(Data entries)
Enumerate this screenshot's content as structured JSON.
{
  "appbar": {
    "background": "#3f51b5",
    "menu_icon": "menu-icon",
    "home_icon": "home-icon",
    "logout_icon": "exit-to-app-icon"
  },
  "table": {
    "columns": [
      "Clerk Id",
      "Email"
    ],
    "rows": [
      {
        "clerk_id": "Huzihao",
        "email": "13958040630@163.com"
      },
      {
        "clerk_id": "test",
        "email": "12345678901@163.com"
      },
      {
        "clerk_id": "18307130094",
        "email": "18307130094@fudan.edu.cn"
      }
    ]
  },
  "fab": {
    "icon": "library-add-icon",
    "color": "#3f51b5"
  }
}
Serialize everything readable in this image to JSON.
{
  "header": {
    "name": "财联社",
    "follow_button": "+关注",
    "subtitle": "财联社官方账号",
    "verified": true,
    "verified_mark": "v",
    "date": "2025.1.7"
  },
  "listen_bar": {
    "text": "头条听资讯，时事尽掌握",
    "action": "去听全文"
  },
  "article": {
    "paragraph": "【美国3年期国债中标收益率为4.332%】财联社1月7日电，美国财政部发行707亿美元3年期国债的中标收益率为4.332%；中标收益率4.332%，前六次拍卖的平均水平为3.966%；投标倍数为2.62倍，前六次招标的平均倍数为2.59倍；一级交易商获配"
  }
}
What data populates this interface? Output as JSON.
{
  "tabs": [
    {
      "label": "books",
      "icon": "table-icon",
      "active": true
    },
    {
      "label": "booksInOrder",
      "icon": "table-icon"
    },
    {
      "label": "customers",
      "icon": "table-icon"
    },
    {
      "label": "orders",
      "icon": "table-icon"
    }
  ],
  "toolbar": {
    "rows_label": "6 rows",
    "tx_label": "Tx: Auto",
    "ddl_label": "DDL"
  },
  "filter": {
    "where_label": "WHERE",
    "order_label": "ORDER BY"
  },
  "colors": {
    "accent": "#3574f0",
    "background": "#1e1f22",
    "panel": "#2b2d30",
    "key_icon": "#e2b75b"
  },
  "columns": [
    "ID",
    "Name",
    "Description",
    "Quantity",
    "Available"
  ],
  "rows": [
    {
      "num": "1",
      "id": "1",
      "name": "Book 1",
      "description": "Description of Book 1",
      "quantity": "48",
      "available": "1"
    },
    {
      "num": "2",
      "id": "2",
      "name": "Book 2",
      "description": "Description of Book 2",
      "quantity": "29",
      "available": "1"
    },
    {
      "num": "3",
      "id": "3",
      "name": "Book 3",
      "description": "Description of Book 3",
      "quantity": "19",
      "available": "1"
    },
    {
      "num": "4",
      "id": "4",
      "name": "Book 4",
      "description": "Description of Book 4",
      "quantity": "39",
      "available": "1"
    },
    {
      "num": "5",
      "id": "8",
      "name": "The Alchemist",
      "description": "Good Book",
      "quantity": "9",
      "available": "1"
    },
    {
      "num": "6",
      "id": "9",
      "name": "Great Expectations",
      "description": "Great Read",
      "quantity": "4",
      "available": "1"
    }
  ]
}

# TASK INSTRUCTIONS:
Hand back the material above in full, exactly as written.

# RESULT BELOW:
Enumerate this screenshot's content as structured JSON.
{
  "appbar": {
    "background": "#3f51b5",
    "menu_icon": "menu-icon",
    "home_icon": "home-icon",
    "logout_icon": "exit-to-app-icon"
  },
  "table": {
    "columns": [
      "Clerk Id",
      "Email"
    ],
    "rows": [
      {
        "clerk_id": "Huzihao",
        "email": "13958040630@163.com"
      },
      {
        "clerk_id": "test",
        "email": "12345678901@163.com"
      },
      {
        "clerk_id": "18307130094",
        "email": "18307130094@fudan.edu.cn"
      }
    ]
  },
  "fab": {
    "icon": "library-add-icon",
    "color": "#3f51b5"
  }
}
Serialize everything readable in this image to JSON.
{
  "header": {
    "name": "财联社",
    "follow_button": "+关注",
    "subtitle": "财联社官方账号",
    "verified": true,
    "verified_mark": "v",
    "date": "2025.1.7"
  },
  "listen_bar": {
    "text": "头条听资讯，时事尽掌握",
    "action": "去听全文"
  },
  "article": {
    "paragraph": "【美国3年期国债中标收益率为4.332%】财联社1月7日电，美国财政部发行707亿美元3年期国债的中标收益率为4.332%；中标收益率4.332%，前六次拍卖的平均水平为3.966%；投标倍数为2.62倍，前六次招标的平均倍数为2.59倍；一级交易商获配"
  }
}
What data populates this interface? Output as JSON.
{
  "tabs": [
    {
      "label": "books",
      "icon": "table-icon",
      "active": true
    },
    {
      "label": "booksInOrder",
      "icon": "table-icon"
    },
    {
      "label": "customers",
      "icon": "table-icon"
    },
    {
      "label": "orders",
      "icon": "table-icon"
    }
  ],
  "toolbar": {
    "rows_label": "6 rows",
    "tx_label": "Tx: Auto",
    "ddl_label": "DDL"
  },
  "filter": {
    "where_label": "WHERE",
    "order_label": "ORDER BY"
  },
  "colors": {
    "accent": "#3574f0",
    "background": "#1e1f22",
    "panel": "#2b2d30",
    "key_icon": "#e2b75b"
  },
  "columns": [
    "ID",
    "Name",
    "Description",
    "Quantity",
    "Available"
  ],
  "rows": [
    {
      "num": "1",
      "id": "1",
      "name": "Book 1",
      "description": "Description of Book 1",
      "quantity": "48",
      "available": "1"
    },
    {
      "num": "2",
      "id": "2",
      "name": "Book 2",
      "description": "Description of Book 2",
      "quantity": "29",
      "available": "1"
    },
    {
      "num": "3",
      "id": "3",
      "name": "Book 3",
      "description": "Description of Book 3",
      "quantity": "19",
      "available": "1"
    },
    {
      "num": "4",
      "id": "4",
      "name": "Book 4",
      "description": "Description of Book 4",
      "quantity": "39",
      "available": "1"
    },
    {
      "num": "5",
      "id": "8",
      "name": "The Alchemist",
      "description": "Good Book",
      "quantity": "9",
      "available": "1"
    },
    {
      "num": "6",
      "id": "9",
      "name": "Great Expectations",
      "description": "Great Read",
      "quantity": "4",
      "available": "1"
    }
  ]
}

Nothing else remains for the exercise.